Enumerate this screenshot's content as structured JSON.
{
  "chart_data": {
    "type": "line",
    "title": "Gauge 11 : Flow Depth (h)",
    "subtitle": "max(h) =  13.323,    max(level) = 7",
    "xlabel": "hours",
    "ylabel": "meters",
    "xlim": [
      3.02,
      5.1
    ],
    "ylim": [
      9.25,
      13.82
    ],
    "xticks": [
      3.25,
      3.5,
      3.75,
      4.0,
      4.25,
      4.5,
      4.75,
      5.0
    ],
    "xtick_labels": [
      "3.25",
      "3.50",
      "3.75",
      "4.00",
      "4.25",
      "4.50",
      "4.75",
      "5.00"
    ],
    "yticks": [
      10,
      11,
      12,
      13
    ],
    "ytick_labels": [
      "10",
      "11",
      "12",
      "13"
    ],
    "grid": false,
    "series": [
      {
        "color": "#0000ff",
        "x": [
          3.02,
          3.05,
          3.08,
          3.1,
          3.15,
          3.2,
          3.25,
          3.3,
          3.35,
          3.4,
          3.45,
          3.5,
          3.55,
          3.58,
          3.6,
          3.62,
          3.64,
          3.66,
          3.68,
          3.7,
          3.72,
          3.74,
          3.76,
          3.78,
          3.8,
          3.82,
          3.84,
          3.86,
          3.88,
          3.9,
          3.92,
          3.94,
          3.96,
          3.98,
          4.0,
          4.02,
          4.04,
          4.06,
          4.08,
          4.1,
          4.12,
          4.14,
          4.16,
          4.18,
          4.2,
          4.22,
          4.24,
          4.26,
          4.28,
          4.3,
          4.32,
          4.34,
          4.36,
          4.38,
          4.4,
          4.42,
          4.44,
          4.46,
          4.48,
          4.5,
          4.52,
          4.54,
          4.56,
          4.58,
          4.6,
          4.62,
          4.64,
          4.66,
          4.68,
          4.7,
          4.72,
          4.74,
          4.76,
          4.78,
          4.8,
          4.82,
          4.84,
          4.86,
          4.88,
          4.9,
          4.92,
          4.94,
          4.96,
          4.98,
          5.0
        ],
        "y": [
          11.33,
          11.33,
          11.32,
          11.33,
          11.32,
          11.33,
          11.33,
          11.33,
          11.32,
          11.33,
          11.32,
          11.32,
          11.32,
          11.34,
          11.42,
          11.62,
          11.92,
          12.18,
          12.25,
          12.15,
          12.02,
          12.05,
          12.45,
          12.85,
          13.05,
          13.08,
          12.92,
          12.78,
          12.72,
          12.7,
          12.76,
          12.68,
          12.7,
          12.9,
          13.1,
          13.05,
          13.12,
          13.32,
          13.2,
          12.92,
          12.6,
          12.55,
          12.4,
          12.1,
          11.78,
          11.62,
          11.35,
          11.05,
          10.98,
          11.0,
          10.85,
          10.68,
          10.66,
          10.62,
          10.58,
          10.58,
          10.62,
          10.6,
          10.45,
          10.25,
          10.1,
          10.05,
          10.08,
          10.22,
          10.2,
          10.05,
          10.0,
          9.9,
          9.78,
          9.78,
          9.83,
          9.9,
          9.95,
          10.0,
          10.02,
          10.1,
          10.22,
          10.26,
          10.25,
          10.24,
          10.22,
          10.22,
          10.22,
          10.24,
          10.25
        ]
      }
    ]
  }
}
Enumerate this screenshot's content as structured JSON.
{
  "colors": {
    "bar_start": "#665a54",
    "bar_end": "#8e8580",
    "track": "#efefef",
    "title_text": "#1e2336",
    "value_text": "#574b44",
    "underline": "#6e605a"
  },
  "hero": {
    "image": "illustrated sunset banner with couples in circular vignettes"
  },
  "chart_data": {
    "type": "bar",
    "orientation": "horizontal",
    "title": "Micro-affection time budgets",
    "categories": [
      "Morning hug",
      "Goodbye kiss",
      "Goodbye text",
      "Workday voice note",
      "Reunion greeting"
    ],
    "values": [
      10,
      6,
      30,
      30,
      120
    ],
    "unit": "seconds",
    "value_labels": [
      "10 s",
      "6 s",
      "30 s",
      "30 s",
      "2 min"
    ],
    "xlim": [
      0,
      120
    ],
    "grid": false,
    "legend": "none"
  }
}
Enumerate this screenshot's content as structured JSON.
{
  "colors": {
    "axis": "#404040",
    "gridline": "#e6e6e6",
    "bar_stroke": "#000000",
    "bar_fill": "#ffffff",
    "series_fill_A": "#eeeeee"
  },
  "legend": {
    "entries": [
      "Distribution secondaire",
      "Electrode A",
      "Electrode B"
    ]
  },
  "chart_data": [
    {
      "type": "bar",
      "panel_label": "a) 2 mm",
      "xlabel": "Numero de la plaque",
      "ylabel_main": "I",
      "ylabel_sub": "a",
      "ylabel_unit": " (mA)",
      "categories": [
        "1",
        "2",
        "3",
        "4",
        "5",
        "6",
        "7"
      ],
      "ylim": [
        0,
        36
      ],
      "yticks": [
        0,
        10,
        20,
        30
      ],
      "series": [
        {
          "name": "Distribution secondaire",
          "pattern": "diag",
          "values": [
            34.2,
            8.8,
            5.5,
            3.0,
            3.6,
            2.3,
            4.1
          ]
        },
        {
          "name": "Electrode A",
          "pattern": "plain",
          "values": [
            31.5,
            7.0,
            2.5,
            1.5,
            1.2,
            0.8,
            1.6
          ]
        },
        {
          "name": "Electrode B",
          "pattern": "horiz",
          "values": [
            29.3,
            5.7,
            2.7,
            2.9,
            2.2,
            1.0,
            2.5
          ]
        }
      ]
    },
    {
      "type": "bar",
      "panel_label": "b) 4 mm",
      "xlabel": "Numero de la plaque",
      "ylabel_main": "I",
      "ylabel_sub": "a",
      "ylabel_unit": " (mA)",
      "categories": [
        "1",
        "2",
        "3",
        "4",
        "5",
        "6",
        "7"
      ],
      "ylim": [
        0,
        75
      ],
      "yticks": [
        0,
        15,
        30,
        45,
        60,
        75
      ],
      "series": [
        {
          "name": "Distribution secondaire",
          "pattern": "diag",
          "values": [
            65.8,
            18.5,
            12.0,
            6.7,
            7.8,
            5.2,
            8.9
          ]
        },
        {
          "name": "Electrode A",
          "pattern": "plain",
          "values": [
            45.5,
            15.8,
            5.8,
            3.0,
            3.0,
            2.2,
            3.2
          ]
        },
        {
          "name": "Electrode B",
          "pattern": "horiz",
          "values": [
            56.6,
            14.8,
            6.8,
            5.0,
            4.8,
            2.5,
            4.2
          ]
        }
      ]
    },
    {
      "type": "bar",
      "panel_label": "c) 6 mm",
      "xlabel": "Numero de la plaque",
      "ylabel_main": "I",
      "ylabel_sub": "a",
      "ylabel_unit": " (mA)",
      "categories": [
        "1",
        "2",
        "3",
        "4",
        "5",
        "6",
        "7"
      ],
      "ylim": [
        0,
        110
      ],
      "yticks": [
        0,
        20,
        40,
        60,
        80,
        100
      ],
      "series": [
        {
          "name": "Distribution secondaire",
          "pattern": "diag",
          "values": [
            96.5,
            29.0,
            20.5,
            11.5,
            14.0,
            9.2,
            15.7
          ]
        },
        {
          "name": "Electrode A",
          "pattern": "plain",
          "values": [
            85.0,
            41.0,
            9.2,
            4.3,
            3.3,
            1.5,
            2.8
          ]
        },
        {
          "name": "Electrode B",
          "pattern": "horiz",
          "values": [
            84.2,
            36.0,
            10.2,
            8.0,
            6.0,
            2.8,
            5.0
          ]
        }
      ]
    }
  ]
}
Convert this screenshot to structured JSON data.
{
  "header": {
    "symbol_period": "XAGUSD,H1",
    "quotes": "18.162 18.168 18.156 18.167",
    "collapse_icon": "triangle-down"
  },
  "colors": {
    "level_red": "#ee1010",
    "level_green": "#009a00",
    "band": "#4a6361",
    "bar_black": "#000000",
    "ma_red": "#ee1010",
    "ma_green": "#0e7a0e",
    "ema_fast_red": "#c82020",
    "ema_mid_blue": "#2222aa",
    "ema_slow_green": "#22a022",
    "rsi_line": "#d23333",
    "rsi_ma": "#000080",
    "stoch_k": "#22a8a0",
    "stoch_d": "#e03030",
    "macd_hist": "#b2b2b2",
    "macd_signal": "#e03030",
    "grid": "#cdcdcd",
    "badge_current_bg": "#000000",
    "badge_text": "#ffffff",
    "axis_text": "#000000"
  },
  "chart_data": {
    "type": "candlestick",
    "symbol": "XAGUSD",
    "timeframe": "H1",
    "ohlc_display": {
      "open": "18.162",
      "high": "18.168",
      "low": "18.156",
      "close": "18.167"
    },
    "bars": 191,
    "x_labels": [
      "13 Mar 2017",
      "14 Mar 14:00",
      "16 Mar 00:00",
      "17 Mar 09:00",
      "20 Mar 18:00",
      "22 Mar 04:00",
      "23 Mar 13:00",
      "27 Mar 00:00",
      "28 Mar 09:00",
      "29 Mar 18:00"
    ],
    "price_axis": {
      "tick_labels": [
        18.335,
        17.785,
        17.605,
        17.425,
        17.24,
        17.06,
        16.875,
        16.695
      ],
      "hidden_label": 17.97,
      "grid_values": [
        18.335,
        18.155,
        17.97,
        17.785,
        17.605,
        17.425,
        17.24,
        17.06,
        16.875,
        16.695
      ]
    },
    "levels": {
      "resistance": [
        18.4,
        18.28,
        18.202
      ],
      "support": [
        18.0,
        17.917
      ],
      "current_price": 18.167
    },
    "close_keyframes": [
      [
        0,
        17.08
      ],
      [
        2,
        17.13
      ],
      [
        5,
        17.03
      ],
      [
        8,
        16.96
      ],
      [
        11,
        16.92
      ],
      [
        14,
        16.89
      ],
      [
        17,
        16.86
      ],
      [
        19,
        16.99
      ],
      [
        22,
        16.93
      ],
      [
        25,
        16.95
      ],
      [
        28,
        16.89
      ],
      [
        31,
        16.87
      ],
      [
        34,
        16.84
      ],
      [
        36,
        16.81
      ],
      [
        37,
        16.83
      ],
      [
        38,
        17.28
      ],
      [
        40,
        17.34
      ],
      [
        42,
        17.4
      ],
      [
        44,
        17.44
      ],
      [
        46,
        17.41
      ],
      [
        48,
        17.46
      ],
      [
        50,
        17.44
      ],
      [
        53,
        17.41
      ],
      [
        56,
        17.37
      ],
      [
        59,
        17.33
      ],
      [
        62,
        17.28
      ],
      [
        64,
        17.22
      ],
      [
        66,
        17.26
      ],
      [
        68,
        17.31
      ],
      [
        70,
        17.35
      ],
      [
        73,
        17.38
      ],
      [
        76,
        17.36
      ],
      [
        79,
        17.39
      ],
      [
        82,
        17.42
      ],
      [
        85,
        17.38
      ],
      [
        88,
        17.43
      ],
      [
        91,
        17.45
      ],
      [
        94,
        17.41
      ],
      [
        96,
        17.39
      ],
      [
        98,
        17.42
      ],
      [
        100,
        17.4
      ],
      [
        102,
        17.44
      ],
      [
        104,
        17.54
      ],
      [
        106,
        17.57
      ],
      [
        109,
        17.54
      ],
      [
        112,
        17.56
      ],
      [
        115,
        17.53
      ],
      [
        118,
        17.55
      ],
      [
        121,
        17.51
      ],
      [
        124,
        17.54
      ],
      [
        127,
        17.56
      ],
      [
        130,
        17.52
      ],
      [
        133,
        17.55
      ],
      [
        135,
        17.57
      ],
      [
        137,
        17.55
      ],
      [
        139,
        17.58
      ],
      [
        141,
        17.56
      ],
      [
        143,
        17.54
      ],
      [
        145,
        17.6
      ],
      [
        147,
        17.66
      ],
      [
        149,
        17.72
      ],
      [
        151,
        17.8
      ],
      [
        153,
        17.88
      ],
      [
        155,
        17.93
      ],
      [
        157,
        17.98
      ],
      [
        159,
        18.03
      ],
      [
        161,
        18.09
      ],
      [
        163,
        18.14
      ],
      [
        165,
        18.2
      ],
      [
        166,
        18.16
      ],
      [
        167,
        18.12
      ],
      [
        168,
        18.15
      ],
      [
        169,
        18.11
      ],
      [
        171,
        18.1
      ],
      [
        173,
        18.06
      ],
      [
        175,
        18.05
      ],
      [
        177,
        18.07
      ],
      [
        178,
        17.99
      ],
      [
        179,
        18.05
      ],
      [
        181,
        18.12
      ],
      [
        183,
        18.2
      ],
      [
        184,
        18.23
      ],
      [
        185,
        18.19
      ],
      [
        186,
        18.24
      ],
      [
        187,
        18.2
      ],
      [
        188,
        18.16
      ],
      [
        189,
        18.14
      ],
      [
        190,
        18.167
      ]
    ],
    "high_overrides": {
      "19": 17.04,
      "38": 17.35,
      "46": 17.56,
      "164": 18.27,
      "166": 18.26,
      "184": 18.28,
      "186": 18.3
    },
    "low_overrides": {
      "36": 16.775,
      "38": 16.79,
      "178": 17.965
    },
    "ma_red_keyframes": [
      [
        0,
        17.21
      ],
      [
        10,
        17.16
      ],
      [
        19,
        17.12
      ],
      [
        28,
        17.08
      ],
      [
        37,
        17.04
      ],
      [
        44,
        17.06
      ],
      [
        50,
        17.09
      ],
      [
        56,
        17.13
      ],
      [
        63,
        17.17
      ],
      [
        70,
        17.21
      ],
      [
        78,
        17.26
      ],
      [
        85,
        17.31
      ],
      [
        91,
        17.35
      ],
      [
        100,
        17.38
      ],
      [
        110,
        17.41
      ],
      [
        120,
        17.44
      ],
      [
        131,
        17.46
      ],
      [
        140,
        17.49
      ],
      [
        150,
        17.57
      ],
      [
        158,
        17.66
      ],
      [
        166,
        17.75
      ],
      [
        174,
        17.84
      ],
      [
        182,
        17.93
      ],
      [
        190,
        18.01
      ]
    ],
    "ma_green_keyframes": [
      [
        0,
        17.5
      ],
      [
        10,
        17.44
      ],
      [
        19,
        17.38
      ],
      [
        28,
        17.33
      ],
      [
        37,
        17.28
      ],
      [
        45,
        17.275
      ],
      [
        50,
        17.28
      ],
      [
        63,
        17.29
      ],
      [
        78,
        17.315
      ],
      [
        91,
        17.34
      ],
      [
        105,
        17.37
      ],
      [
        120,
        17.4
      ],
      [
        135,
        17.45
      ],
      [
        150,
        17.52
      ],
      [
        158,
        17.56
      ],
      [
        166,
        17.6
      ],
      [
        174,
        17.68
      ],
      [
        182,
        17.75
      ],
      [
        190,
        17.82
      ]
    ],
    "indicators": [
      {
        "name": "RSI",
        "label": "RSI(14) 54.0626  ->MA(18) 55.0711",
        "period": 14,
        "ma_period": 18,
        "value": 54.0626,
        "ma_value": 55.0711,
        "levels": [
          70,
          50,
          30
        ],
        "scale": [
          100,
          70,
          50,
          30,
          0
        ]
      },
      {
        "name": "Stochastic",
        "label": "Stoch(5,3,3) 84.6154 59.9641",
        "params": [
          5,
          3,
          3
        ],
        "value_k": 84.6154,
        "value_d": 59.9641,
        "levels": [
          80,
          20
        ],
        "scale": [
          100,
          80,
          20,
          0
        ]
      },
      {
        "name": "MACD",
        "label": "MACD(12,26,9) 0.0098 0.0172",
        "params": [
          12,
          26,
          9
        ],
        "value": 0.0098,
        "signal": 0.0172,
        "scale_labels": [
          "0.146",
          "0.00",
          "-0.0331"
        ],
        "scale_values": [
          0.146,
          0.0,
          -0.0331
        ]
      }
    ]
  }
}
-*-
● The task
Pull out all lines of the data with the string "XAGUSD".

● Result for this task
    "symbol_period": "XAGUSD,H1",
    "symbol": "XAGUSD",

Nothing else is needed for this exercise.